THE PROBLEM:
Please copy the lines below verbatim, leaving out the pictures.

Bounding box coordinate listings

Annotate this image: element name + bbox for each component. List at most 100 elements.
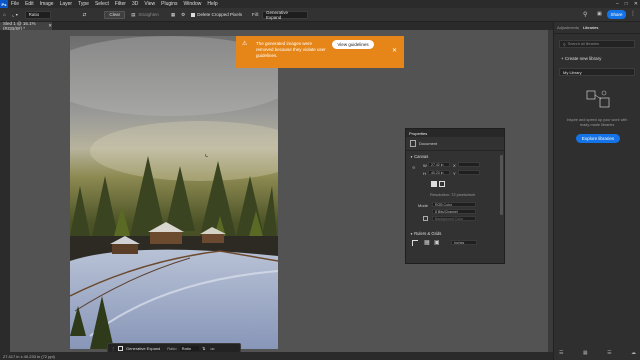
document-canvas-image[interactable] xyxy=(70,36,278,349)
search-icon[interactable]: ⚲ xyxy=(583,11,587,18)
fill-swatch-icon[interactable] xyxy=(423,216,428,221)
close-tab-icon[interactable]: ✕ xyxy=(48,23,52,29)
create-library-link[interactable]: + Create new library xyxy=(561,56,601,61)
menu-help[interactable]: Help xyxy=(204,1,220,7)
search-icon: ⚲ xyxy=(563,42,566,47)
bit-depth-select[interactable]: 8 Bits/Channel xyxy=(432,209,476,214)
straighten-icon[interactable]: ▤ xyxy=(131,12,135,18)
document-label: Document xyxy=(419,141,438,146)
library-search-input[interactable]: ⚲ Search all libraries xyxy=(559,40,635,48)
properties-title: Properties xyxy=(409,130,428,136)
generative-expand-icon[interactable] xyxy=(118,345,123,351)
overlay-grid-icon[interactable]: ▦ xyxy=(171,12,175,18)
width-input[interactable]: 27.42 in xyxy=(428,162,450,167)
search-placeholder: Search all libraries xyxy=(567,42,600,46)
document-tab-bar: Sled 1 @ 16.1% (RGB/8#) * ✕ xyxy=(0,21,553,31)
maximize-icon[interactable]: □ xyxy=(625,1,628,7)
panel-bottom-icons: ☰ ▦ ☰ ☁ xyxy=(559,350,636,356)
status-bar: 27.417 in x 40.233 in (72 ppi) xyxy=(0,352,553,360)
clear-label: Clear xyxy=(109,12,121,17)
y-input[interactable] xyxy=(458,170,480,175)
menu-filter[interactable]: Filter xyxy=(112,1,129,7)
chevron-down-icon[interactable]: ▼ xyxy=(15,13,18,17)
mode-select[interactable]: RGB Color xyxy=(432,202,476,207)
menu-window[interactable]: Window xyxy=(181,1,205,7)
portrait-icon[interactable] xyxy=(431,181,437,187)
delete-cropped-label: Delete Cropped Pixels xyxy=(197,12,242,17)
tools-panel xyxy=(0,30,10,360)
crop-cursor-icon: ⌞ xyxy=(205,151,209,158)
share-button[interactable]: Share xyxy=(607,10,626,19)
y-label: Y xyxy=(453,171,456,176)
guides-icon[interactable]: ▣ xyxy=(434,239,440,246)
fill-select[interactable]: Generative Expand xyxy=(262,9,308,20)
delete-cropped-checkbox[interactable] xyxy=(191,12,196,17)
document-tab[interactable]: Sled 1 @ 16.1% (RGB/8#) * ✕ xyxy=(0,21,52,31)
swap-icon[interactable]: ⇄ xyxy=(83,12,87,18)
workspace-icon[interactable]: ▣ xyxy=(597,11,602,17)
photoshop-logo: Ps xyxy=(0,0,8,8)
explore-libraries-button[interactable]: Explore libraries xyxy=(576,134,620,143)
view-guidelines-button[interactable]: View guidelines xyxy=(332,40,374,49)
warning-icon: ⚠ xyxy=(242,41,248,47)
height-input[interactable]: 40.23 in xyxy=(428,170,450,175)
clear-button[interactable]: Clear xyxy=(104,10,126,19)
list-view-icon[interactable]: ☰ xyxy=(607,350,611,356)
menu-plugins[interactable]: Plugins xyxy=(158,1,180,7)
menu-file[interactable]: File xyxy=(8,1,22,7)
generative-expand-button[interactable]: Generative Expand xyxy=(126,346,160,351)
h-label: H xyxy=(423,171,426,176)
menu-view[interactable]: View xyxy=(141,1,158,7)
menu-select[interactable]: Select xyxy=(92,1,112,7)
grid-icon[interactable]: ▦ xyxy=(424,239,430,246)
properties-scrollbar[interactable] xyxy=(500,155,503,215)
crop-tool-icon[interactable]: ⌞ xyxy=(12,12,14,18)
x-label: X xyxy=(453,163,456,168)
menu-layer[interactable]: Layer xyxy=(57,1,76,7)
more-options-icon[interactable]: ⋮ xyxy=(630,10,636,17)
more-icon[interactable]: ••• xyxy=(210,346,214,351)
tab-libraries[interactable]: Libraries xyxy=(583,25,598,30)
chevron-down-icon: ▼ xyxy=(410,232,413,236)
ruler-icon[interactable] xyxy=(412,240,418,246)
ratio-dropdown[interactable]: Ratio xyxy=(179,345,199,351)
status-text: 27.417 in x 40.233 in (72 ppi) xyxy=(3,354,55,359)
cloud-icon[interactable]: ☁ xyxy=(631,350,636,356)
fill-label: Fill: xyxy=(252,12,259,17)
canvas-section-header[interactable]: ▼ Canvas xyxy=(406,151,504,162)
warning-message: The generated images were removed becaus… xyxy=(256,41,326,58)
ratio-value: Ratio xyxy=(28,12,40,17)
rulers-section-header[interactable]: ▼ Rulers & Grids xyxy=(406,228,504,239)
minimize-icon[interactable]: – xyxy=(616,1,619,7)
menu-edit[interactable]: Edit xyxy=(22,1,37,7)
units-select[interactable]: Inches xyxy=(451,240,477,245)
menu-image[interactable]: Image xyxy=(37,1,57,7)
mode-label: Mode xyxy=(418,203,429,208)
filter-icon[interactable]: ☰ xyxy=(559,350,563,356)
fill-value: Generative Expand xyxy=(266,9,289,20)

RESPONSE BELOW:
Annotate this image: element name + bbox for each component. List at most 100 elements.
document-canvas-image[interactable] xyxy=(70,36,278,349)
search-icon[interactable]: ⚲ xyxy=(583,11,587,18)
fill-swatch-icon[interactable] xyxy=(423,216,428,221)
close-tab-icon[interactable]: ✕ xyxy=(48,23,52,29)
create-library-link[interactable]: + Create new library xyxy=(561,56,601,61)
menu-help[interactable]: Help xyxy=(204,1,220,7)
search-icon: ⚲ xyxy=(563,42,566,47)
bit-depth-select[interactable]: 8 Bits/Channel xyxy=(432,209,476,214)
straighten-icon[interactable]: ▤ xyxy=(131,12,135,18)
document-label: Document xyxy=(419,141,438,146)
library-search-input[interactable]: ⚲ Search all libraries xyxy=(559,40,635,48)
properties-title: Properties xyxy=(409,130,428,136)
generative-expand-icon[interactable] xyxy=(118,345,123,351)
overlay-grid-icon[interactable]: ▦ xyxy=(171,12,175,18)
width-input[interactable]: 27.42 in xyxy=(428,162,450,167)
search-placeholder: Search all libraries xyxy=(567,42,600,46)
document-tab-bar: Sled 1 @ 16.1% (RGB/8#) * ✕ xyxy=(0,21,553,31)
maximize-icon[interactable]: □ xyxy=(625,1,628,7)
panel-bottom-icons: ☰ ▦ ☰ ☁ xyxy=(559,350,636,356)
status-bar: 27.417 in x 40.233 in (72 ppi) xyxy=(0,352,553,360)
clear-label: Clear xyxy=(109,12,121,17)
y-input[interactable] xyxy=(458,170,480,175)
menu-filter[interactable]: Filter xyxy=(112,1,129,7)
chevron-down-icon[interactable]: ▼ xyxy=(15,13,18,17)
mode-select[interactable]: RGB Color xyxy=(432,202,476,207)
menu-window[interactable]: Window xyxy=(181,1,205,7)
portrait-icon[interactable] xyxy=(431,181,437,187)
delete-cropped-label: Delete Cropped Pixels xyxy=(197,12,242,17)
tools-panel xyxy=(0,30,10,360)
crop-cursor-icon: ⌞ xyxy=(205,151,209,158)
share-button[interactable]: Share xyxy=(607,10,626,19)
y-label: Y xyxy=(453,171,456,176)
guides-icon[interactable]: ▣ xyxy=(434,239,440,246)
fill-select[interactable]: Generative Expand xyxy=(262,9,308,20)
delete-cropped-checkbox[interactable] xyxy=(191,12,196,17)
document-tab[interactable]: Sled 1 @ 16.1% (RGB/8#) * ✕ xyxy=(0,21,52,31)
swap-icon[interactable]: ⇄ xyxy=(83,12,87,18)
workspace-icon[interactable]: ▣ xyxy=(597,11,602,17)
photoshop-logo: Ps xyxy=(0,0,8,8)
explore-libraries-button[interactable]: Explore libraries xyxy=(576,134,620,143)
view-guidelines-button[interactable]: View guidelines xyxy=(332,40,374,49)
warning-icon: ⚠ xyxy=(242,41,248,47)
height-input[interactable]: 40.23 in xyxy=(428,170,450,175)
clear-button[interactable]: Clear xyxy=(104,10,126,19)
list-view-icon[interactable]: ☰ xyxy=(607,350,611,356)
menu-plugins[interactable]: Plugins xyxy=(158,1,180,7)
menu-file[interactable]: File xyxy=(8,1,22,7)
generative-expand-button[interactable]: Generative Expand xyxy=(126,346,160,351)
h-label: H xyxy=(423,171,426,176)
menu-view[interactable]: View xyxy=(141,1,158,7)
menu-select[interactable]: Select xyxy=(92,1,112,7)
grid-icon[interactable]: ▦ xyxy=(424,239,430,246)
properties-scrollbar[interactable] xyxy=(500,155,503,215)
crop-tool-icon[interactable]: ⌞ xyxy=(12,12,14,18)
x-label: X xyxy=(453,163,456,168)
menu-layer[interactable]: Layer xyxy=(57,1,76,7)
more-options-icon[interactable]: ⋮ xyxy=(630,10,636,17)
more-icon[interactable]: ••• xyxy=(210,346,214,351)
tab-libraries[interactable]: Libraries xyxy=(583,25,598,30)
chevron-down-icon: ▼ xyxy=(410,232,413,236)
ruler-icon[interactable] xyxy=(412,240,418,246)
ratio-dropdown[interactable]: Ratio xyxy=(179,345,199,351)
status-text: 27.417 in x 40.233 in (72 ppi) xyxy=(3,354,55,359)
cloud-icon[interactable]: ☁ xyxy=(631,350,636,356)
fill-label: Fill: xyxy=(252,12,259,17)
canvas-section-header[interactable]: ▼ Canvas xyxy=(406,151,504,162)
warning-message: The generated images were removed becaus… xyxy=(256,41,326,58)
ratio-value: Ratio xyxy=(28,12,40,17)
rulers-section-header[interactable]: ▼ Rulers & Grids xyxy=(406,228,504,239)
minimize-icon[interactable]: – xyxy=(616,1,619,7)
menu-edit[interactable]: Edit xyxy=(22,1,37,7)
units-select[interactable]: Inches xyxy=(451,240,477,245)
menu-image[interactable]: Image xyxy=(37,1,57,7)
mode-label: Mode xyxy=(418,203,429,208)
filter-icon[interactable]: ☰ xyxy=(559,350,563,356)
fill-value: Generative Expand xyxy=(266,9,289,20)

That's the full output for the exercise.